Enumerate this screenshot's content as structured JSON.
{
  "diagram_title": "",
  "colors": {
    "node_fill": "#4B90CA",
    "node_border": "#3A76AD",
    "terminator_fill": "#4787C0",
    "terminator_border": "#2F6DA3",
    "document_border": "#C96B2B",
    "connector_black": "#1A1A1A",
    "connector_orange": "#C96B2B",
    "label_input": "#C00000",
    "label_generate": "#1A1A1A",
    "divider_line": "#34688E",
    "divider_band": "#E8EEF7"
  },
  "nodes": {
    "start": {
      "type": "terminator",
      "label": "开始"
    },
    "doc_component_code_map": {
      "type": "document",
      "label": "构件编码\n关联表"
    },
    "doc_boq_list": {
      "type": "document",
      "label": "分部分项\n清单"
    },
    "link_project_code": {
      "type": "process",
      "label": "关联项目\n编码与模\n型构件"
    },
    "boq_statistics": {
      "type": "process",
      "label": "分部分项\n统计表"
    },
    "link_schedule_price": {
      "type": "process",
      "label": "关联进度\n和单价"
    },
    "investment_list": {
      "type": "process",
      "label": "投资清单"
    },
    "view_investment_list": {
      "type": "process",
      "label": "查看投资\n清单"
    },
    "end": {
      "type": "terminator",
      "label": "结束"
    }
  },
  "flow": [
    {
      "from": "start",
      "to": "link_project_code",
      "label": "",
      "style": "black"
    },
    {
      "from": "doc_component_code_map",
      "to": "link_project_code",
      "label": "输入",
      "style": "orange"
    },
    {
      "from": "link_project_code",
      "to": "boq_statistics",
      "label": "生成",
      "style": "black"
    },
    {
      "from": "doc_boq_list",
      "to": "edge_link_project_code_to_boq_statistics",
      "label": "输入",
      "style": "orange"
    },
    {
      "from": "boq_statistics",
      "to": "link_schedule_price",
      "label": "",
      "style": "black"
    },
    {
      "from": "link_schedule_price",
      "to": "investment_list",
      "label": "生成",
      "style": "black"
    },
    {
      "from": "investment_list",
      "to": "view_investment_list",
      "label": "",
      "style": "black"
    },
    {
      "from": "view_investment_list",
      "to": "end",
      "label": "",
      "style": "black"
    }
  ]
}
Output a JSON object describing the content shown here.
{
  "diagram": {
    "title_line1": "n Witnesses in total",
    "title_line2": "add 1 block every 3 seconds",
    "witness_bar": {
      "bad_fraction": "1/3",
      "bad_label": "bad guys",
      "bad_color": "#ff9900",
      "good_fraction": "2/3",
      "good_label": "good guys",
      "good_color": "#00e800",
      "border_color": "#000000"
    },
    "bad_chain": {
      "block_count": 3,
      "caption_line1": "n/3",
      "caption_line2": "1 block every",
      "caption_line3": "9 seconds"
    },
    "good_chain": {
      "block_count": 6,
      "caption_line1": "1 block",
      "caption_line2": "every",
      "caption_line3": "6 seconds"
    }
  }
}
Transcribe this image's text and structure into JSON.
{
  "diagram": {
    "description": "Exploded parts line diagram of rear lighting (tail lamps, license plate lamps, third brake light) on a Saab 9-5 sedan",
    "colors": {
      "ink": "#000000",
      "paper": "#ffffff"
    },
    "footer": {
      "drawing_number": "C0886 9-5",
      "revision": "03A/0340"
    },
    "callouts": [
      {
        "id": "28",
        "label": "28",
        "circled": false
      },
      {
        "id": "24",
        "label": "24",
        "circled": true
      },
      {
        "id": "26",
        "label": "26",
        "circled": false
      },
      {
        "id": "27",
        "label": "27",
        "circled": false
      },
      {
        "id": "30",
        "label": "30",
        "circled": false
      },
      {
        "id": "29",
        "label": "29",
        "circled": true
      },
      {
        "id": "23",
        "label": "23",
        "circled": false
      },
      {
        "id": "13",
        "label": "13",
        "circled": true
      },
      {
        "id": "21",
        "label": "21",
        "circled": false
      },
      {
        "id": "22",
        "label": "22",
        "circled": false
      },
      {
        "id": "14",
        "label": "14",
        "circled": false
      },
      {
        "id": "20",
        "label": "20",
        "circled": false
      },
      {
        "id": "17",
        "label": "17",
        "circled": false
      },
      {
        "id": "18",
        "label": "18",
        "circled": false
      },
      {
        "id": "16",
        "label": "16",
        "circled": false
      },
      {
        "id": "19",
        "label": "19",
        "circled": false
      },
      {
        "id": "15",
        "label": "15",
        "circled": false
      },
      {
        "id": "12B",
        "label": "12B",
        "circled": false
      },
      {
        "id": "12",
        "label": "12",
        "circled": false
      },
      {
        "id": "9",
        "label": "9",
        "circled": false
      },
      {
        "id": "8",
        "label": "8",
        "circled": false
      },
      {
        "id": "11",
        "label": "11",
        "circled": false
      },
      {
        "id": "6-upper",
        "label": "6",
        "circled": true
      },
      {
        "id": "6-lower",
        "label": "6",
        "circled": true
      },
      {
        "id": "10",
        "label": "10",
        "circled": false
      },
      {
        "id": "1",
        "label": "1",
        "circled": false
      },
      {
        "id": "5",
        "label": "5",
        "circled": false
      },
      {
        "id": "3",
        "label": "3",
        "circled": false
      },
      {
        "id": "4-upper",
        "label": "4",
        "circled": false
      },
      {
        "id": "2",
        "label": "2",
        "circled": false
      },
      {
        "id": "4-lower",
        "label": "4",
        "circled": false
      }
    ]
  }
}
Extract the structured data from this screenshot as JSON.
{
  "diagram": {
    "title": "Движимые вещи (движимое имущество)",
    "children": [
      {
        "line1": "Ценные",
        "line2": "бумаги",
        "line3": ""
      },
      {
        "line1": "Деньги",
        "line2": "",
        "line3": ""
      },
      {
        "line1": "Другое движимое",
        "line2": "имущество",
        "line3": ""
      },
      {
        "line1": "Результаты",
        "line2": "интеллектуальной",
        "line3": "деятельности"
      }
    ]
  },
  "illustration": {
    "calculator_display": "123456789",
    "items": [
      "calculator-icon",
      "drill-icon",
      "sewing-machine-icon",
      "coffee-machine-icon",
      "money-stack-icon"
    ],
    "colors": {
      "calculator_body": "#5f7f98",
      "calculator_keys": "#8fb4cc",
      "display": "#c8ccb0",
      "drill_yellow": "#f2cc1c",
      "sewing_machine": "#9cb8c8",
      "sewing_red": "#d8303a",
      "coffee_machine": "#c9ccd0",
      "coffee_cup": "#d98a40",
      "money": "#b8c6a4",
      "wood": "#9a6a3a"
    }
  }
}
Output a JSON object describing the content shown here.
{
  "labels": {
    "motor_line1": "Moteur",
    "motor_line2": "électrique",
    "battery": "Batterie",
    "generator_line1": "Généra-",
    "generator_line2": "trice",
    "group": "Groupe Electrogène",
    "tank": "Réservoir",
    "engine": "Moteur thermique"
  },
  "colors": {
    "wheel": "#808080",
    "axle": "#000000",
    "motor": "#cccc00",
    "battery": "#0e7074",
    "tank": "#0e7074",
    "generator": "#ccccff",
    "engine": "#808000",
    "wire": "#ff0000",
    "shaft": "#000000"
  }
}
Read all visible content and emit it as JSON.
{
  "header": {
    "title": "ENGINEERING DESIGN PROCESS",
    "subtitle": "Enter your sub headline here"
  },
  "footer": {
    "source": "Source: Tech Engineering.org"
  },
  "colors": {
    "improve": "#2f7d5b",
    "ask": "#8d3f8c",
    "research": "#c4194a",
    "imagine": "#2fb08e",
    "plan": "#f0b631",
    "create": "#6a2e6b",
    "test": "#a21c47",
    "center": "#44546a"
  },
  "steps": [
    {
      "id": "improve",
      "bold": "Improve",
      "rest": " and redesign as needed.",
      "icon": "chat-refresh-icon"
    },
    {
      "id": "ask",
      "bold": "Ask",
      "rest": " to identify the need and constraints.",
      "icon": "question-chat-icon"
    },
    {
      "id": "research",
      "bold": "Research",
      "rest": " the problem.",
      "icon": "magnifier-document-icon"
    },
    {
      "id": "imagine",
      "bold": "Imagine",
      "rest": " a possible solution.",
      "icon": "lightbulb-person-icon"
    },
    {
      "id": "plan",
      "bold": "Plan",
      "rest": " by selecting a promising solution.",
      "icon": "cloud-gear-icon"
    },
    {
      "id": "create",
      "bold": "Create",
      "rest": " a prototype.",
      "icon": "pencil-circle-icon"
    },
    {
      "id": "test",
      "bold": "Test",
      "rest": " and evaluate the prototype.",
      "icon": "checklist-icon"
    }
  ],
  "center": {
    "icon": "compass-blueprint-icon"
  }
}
■ ■ ■ ■
PROBLEM TO SOLVE: Pull out all lines of the data with the string "content".

THE RESULT:
Enumerate this screenshot's content as structured JSON.
Output a JSON object describing the content shown here.
Output a JSON object describing the content shown here.
Read all visible content and emit it as JSON.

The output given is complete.